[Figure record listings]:
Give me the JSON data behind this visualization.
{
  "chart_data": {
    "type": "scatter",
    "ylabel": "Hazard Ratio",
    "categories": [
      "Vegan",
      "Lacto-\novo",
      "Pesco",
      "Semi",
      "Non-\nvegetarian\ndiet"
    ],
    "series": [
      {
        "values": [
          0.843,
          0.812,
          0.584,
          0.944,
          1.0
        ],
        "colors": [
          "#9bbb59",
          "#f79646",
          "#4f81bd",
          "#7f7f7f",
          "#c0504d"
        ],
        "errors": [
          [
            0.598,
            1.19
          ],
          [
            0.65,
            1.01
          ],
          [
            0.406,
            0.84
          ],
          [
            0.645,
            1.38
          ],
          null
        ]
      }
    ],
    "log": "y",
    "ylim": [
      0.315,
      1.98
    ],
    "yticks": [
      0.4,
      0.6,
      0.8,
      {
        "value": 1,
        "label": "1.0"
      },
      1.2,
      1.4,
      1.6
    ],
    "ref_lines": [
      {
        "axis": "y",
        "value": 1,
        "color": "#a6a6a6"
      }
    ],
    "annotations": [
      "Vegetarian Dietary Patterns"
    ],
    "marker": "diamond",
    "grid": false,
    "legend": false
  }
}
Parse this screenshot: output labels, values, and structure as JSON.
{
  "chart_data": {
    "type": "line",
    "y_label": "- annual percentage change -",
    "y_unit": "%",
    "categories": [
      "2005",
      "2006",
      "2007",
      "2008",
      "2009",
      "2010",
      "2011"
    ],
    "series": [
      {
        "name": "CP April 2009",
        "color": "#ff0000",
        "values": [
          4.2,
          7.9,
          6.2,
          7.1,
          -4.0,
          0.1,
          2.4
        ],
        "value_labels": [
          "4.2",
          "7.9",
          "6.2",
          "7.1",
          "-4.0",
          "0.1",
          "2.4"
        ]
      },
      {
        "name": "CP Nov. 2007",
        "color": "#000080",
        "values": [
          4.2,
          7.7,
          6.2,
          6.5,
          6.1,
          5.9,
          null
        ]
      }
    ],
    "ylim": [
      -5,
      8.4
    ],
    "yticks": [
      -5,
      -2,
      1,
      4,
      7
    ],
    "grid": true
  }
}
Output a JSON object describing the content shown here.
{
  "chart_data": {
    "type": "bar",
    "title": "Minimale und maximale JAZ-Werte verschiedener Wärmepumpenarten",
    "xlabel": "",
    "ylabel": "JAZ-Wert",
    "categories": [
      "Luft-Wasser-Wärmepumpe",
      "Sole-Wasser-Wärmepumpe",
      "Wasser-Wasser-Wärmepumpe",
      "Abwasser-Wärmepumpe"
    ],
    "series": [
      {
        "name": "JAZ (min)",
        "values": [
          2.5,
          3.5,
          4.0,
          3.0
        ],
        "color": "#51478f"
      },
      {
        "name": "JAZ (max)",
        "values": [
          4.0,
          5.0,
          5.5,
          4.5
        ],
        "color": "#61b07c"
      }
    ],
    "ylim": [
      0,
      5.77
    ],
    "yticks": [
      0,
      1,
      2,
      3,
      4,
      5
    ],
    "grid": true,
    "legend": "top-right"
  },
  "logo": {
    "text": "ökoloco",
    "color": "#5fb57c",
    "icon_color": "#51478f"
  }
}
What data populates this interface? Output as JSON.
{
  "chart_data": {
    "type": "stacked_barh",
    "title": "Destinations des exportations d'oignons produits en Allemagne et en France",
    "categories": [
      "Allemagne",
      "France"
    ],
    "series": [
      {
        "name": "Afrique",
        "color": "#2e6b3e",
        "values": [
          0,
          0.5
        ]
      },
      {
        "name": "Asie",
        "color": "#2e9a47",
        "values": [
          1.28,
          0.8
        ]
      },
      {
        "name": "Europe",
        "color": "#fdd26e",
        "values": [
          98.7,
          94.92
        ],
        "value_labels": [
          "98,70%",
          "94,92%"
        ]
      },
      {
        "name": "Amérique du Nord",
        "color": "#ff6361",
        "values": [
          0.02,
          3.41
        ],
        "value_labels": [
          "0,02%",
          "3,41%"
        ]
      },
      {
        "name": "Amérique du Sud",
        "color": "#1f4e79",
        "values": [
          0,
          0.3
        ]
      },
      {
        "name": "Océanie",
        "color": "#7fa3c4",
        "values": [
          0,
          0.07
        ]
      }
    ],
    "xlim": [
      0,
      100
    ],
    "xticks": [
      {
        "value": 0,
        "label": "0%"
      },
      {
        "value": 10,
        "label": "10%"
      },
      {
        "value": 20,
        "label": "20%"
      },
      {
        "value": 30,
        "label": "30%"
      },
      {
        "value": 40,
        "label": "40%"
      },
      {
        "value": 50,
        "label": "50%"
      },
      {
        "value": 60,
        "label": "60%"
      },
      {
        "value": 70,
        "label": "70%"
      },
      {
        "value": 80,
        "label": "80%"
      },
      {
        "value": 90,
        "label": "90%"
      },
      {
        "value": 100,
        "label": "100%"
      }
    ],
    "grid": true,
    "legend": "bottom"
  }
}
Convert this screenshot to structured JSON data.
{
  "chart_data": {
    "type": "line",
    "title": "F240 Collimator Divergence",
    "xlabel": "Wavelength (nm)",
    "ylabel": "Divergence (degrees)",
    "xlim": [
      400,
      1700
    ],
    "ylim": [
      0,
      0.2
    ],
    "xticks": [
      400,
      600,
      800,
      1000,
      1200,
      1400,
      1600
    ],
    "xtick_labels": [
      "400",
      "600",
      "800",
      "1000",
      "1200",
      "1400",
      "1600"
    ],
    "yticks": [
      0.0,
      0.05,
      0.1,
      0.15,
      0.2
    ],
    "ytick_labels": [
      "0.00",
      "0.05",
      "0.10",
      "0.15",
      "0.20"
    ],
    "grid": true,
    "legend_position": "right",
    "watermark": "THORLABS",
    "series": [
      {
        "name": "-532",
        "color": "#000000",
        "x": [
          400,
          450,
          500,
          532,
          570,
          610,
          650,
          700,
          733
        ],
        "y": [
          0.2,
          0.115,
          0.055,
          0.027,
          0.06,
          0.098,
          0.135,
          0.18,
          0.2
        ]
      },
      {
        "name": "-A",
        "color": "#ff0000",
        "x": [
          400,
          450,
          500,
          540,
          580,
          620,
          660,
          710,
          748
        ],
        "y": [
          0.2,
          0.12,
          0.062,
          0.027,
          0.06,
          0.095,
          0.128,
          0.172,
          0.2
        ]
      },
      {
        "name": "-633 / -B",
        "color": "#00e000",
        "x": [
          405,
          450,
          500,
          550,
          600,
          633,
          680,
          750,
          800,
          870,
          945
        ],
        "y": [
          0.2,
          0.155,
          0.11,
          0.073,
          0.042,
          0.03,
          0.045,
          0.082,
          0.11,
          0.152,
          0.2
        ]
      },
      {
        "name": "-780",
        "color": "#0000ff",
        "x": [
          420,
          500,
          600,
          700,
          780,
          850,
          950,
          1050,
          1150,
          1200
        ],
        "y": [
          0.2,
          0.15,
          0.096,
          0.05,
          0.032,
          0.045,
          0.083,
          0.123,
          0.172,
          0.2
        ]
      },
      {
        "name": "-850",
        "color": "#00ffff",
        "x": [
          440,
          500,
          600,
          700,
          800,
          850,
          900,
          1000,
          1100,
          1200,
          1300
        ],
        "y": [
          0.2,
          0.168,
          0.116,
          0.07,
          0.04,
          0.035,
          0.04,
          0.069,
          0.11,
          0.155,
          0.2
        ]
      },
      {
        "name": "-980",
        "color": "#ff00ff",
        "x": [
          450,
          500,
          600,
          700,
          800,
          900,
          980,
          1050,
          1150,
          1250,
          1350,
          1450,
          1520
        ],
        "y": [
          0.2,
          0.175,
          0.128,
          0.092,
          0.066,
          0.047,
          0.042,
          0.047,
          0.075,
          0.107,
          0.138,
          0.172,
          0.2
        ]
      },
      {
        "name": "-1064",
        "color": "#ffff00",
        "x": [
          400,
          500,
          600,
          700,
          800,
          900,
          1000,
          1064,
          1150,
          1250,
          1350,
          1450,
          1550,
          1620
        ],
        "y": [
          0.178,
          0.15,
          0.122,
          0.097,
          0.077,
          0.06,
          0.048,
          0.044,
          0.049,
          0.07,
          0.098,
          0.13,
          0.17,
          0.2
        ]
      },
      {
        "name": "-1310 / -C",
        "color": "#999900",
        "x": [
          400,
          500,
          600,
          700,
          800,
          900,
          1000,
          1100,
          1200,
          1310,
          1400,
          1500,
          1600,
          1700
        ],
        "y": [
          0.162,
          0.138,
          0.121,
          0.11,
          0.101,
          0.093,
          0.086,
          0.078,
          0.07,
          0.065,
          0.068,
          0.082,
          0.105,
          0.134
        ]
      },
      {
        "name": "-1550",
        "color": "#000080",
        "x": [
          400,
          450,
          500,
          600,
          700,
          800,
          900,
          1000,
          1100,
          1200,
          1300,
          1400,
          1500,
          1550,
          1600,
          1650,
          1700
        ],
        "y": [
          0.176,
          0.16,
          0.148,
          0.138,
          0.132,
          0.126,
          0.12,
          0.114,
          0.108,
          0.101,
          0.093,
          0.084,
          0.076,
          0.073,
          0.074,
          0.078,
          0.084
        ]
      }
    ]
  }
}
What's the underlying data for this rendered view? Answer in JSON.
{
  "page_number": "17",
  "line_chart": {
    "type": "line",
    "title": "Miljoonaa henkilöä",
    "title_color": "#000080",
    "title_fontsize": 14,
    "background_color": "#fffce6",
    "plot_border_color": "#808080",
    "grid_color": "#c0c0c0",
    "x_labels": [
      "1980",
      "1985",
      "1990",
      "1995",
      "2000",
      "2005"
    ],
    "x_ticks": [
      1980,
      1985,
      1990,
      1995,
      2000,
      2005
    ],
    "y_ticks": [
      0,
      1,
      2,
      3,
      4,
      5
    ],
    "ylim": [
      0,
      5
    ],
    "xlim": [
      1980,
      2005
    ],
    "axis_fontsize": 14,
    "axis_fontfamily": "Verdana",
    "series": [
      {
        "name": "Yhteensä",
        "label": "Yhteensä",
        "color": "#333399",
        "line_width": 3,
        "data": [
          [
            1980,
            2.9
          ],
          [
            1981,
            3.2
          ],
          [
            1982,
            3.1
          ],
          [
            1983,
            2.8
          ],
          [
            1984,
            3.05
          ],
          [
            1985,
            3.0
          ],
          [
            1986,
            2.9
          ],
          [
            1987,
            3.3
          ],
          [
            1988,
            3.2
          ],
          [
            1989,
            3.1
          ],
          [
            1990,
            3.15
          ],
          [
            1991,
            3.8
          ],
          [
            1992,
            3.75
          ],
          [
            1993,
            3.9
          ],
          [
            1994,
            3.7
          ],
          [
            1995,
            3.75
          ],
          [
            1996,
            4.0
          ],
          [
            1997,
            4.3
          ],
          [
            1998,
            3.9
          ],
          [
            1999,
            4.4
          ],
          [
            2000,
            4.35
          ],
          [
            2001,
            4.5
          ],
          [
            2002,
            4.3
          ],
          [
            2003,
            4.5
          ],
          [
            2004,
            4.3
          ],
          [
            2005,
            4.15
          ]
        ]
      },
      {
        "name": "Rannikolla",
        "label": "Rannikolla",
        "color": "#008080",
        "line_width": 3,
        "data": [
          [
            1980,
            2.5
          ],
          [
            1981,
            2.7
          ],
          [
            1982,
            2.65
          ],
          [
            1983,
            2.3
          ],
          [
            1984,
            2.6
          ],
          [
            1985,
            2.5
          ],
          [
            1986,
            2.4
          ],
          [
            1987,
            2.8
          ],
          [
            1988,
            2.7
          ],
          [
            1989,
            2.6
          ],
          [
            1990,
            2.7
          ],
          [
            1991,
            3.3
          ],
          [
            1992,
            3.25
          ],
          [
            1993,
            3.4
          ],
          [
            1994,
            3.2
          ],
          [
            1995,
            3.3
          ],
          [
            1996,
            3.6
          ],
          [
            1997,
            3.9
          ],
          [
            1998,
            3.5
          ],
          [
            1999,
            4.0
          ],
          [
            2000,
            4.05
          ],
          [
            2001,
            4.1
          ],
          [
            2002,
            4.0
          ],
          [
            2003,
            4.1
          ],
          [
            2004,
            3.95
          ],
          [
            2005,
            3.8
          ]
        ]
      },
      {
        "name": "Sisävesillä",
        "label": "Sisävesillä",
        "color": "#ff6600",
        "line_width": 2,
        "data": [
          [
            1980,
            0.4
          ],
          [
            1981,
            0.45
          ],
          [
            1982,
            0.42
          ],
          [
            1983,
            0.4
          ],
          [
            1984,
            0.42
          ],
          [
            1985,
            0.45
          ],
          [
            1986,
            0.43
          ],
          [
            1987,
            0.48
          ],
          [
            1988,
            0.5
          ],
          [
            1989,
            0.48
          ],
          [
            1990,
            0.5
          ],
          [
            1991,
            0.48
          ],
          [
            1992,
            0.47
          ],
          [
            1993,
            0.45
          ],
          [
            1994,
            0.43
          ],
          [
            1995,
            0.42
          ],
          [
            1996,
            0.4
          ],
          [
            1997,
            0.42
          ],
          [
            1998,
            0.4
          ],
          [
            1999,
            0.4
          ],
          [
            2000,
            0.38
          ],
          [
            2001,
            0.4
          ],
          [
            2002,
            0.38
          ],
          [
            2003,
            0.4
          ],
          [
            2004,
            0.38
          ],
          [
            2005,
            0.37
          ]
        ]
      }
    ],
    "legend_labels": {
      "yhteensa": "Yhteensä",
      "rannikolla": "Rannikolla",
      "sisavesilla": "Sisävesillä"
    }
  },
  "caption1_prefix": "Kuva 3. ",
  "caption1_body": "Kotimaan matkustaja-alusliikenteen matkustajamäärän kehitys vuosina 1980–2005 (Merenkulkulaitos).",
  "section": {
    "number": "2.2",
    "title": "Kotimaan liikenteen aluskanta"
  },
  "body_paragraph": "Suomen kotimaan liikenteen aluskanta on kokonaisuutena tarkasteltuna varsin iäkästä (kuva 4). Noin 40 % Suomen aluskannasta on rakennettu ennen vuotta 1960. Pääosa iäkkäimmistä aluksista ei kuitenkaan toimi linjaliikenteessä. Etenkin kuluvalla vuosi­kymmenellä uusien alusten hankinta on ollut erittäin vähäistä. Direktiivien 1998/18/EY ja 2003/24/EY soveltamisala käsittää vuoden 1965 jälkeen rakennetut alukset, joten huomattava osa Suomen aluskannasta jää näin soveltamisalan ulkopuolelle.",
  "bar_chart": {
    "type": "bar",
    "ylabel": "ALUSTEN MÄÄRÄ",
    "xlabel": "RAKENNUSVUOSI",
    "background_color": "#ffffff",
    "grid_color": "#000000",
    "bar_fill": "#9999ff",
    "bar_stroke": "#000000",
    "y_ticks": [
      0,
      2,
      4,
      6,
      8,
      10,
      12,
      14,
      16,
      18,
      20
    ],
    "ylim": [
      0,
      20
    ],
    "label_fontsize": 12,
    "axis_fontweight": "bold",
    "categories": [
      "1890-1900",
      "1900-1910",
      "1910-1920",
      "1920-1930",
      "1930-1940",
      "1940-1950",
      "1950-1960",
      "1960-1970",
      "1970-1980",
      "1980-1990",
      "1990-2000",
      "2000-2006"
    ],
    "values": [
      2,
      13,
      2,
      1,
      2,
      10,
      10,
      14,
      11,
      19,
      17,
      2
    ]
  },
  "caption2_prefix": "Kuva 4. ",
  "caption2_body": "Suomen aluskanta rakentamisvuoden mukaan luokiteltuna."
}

[EXERCISE TASK]: Return every line containing "xlabel".

[COMPLETE RESPONSE]:
    "xlabel": "",
    "xlabel": "Wavelength (nm)",
    "xlabel": "RAKENNUSVUOSI",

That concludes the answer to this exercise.